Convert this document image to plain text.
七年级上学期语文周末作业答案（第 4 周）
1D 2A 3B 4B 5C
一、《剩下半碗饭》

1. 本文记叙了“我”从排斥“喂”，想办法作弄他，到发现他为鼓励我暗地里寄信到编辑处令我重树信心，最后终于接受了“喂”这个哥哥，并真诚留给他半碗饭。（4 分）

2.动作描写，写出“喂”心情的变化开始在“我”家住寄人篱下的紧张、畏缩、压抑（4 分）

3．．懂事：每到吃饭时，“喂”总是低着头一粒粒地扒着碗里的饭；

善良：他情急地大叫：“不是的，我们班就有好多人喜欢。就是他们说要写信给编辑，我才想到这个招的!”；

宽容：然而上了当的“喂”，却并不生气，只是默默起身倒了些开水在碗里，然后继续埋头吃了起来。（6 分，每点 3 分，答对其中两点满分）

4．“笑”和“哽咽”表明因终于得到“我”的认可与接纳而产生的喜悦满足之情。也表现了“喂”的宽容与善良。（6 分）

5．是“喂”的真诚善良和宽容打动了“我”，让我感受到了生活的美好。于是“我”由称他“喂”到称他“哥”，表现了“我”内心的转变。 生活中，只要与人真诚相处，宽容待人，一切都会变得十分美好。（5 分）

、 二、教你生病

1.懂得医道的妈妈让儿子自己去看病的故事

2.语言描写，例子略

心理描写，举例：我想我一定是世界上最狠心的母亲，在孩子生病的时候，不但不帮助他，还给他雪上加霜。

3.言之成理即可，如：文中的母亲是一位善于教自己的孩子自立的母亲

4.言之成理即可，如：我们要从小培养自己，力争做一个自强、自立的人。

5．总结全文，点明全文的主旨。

● Short problem: Transcribe every line of the data, exactly as it stands.

● The solution:
Convert this document image to plain text.
七年级上学期语文周末作业答案（第 4 周）
1D 2A 3B 4B 5C
一、《剩下半碗饭》

1. 本文记叙了“我”从排斥“喂”，想办法作弄他，到发现他为鼓励我暗地里寄信到编辑处令我重树信心，最后终于接受了“喂”这个哥哥，并真诚留给他半碗饭。（4 分）

2.动作描写，写出“喂”心情的变化开始在“我”家住寄人篱下的紧张、畏缩、压抑（4 分）

3．．懂事：每到吃饭时，“喂”总是低着头一粒粒地扒着碗里的饭；

善良：他情急地大叫：“不是的，我们班就有好多人喜欢。就是他们说要写信给编辑，我才想到这个招的!”；

宽容：然而上了当的“喂”，却并不生气，只是默默起身倒了些开水在碗里，然后继续埋头吃了起来。（6 分，每点 3 分，答对其中两点满分）

4．“笑”和“哽咽”表明因终于得到“我”的认可与接纳而产生的喜悦满足之情。也表现了“喂”的宽容与善良。（6 分）

5．是“喂”的真诚善良和宽容打动了“我”，让我感受到了生活的美好。于是“我”由称他“喂”到称他“哥”，表现了“我”内心的转变。 生活中，只要与人真诚相处，宽容待人，一切都会变得十分美好。（5 分）

、 二、教你生病

1.懂得医道的妈妈让儿子自己去看病的故事

2.语言描写，例子略

心理描写，举例：我想我一定是世界上最狠心的母亲，在孩子生病的时候，不但不帮助他，还给他雪上加霜。

3.言之成理即可，如：文中的母亲是一位善于教自己的孩子自立的母亲

4.言之成理即可，如：我们要从小培养自己，力争做一个自强、自立的人。

5．总结全文，点明全文的主旨。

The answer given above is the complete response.